**WRITTEN TASK:**
Reproduce every line of the records below, changing each occurrence of "Supercapacitor" to "Ultracapacitor" and leaving everything else unchanged. Omit the pictures from your answer.

**GIVEN ENTRIES:**
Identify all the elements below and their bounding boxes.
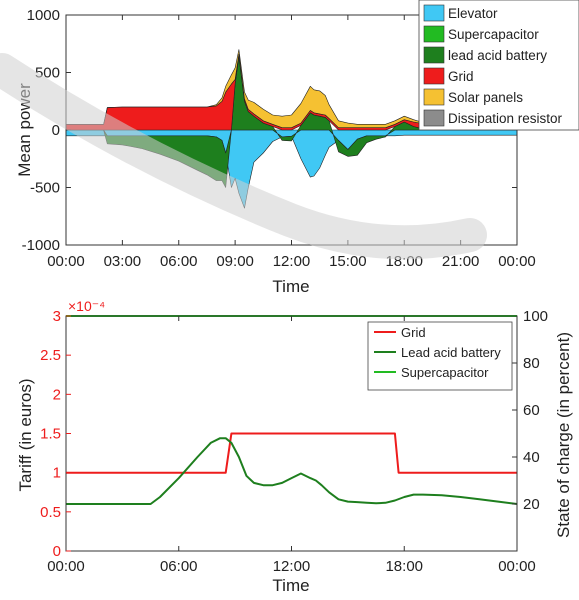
legend-entry-label: Elevator [448,6,498,21]
tariff-x-axis-label: Time [272,576,309,595]
x-tick-label: 15:00 [329,253,367,270]
line-grid [66,432,517,474]
x-tick-label: 18:00 [385,253,423,270]
legend-entry-label: Supercapacitor [401,365,489,380]
y2-tick-label: 40 [523,449,540,466]
tariff-y-axis-label: Tariff (in euros) [16,378,35,491]
legend-entry-label: Solar panels [448,90,523,105]
y-tick-label: 2 [53,386,61,403]
legend-swatch [423,46,445,64]
legend-entry-label: Grid [401,325,426,340]
y-tick-label: 2.5 [40,347,61,364]
legend-entry-label: Dissipation resistor [448,111,563,126]
x-tick-label: 18:00 [385,558,423,575]
x-tick-label: 12:00 [273,253,311,270]
y-tick-label: 0 [52,122,60,139]
y-tick-label: 500 [35,65,60,82]
x-tick-label: 21:00 [442,253,480,270]
y-tick-label: 1 [53,465,61,482]
tariff-exponent-label: ×10⁻⁴ [68,298,105,314]
x-tick-label: 03:00 [104,253,142,270]
y-tick-label: 1.5 [40,426,61,443]
y-tick-label: -1000 [22,237,60,254]
legend-swatch [423,67,445,85]
x-tick-label: 12:00 [273,558,311,575]
tariff-axis-ticks: 00:00 06:00 12:00 18:00 00:0000.511.522.5320… [40,308,548,575]
legend-swatch [423,25,445,43]
line-lead-acid-battery [66,437,518,505]
legend-swatch [423,4,445,22]
y2-tick-label: 20 [523,496,540,513]
legend-entry-label: Supercapacitor [448,27,539,42]
legend-swatch [423,109,445,127]
y-tick-label: 0 [53,543,61,560]
y2-tick-label: 60 [523,402,540,419]
tariff-legend: Grid Lead acid battery Supercapacitor [367,321,513,391]
y2-tick-label: 80 [523,355,540,372]
power-x-axis-label: Time [272,277,309,296]
y-tick-label: 3 [53,308,61,325]
legend-entry-label: lead acid battery [448,48,547,63]
x-tick-label: 09:00 [216,253,254,270]
legend-box [367,321,513,391]
legend-entry-label: Lead acid battery [401,345,501,360]
x-tick-label: 00:00 [47,558,85,575]
x-tick-label: 00:00 [498,558,536,575]
y-tick-label: 0.5 [40,504,61,521]
tariff-soc-chart: 00:00 06:00 12:00 18:00 00:0000.511.522.5320… [16,298,573,595]
x-tick-label: 06:00 [160,253,198,270]
y-tick-label: 1000 [27,7,60,24]
x-tick-label: 06:00 [160,558,198,575]
power-chart: 00:00 03:00 06:00 09:00 12:00 15:00 18:00 21:00… [15,0,579,296]
power-legend: Elevator Supercapacitor lead acid battery G… [418,0,579,131]
power-y-axis-label: Mean power [15,83,34,177]
y-tick-label: -500 [30,180,60,197]
y2-tick-label: 100 [523,308,548,325]
x-tick-label: 00:00 [498,253,536,270]
legend-swatch [423,88,445,106]
x-tick-label: 00:00 [47,253,85,270]
legend-entry-label: Grid [448,69,474,84]
soc-y-axis-label: State of charge (in percent) [554,332,573,538]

**RESPONSE TO THIS TASK:**
Identify all the elements below and their bounding boxes.
legend-entry-label: Elevator [448,6,498,21]
tariff-x-axis-label: Time [272,576,309,595]
x-tick-label: 15:00 [329,253,367,270]
line-grid [66,432,517,474]
x-tick-label: 18:00 [385,253,423,270]
legend-entry-label: Ultracapacitor [401,365,489,380]
y2-tick-label: 40 [523,449,540,466]
tariff-y-axis-label: Tariff (in euros) [16,378,35,491]
legend-entry-label: Solar panels [448,90,523,105]
y-tick-label: 2 [53,386,61,403]
legend-swatch [423,46,445,64]
legend-entry-label: Grid [401,325,426,340]
y-tick-label: 2.5 [40,347,61,364]
legend-entry-label: Dissipation resistor [448,111,563,126]
x-tick-label: 18:00 [385,558,423,575]
x-tick-label: 12:00 [273,253,311,270]
y-tick-label: 0 [52,122,60,139]
y-tick-label: 500 [35,65,60,82]
x-tick-label: 21:00 [442,253,480,270]
y-tick-label: 1 [53,465,61,482]
tariff-exponent-label: ×10⁻⁴ [68,298,105,314]
x-tick-label: 03:00 [104,253,142,270]
y-tick-label: 1.5 [40,426,61,443]
y-tick-label: -1000 [22,237,60,254]
legend-swatch [423,67,445,85]
x-tick-label: 12:00 [273,558,311,575]
tariff-axis-ticks: 00:00 06:00 12:00 18:00 00:0000.511.522.5320… [40,308,548,575]
legend-swatch [423,25,445,43]
line-lead-acid-battery [66,437,518,505]
legend-swatch [423,4,445,22]
y2-tick-label: 20 [523,496,540,513]
legend-entry-label: Ultracapacitor [448,27,539,42]
legend-swatch [423,109,445,127]
y-tick-label: 0 [53,543,61,560]
y2-tick-label: 60 [523,402,540,419]
tariff-legend: Grid Lead acid battery Ultracapacitor [367,321,513,391]
y2-tick-label: 80 [523,355,540,372]
power-x-axis-label: Time [272,277,309,296]
y-tick-label: 3 [53,308,61,325]
legend-entry-label: lead acid battery [448,48,547,63]
x-tick-label: 09:00 [216,253,254,270]
legend-box [367,321,513,391]
legend-entry-label: Lead acid battery [401,345,501,360]
x-tick-label: 00:00 [47,558,85,575]
x-tick-label: 00:00 [498,558,536,575]
y-tick-label: 0.5 [40,504,61,521]
tariff-soc-chart: 00:00 06:00 12:00 18:00 00:0000.511.522.5320… [16,298,573,595]
x-tick-label: 06:00 [160,253,198,270]
y-tick-label: 1000 [27,7,60,24]
x-tick-label: 06:00 [160,558,198,575]
power-chart: 00:00 03:00 06:00 09:00 12:00 15:00 18:00 21:00… [15,0,579,296]
power-legend: Elevator Ultracapacitor lead acid battery G… [418,0,579,131]
power-y-axis-label: Mean power [15,83,34,177]
y-tick-label: -500 [30,180,60,197]
y2-tick-label: 100 [523,308,548,325]
x-tick-label: 00:00 [498,253,536,270]
legend-swatch [423,88,445,106]
x-tick-label: 00:00 [47,253,85,270]
legend-entry-label: Grid [448,69,474,84]
soc-y-axis-label: State of charge (in percent) [554,332,573,538]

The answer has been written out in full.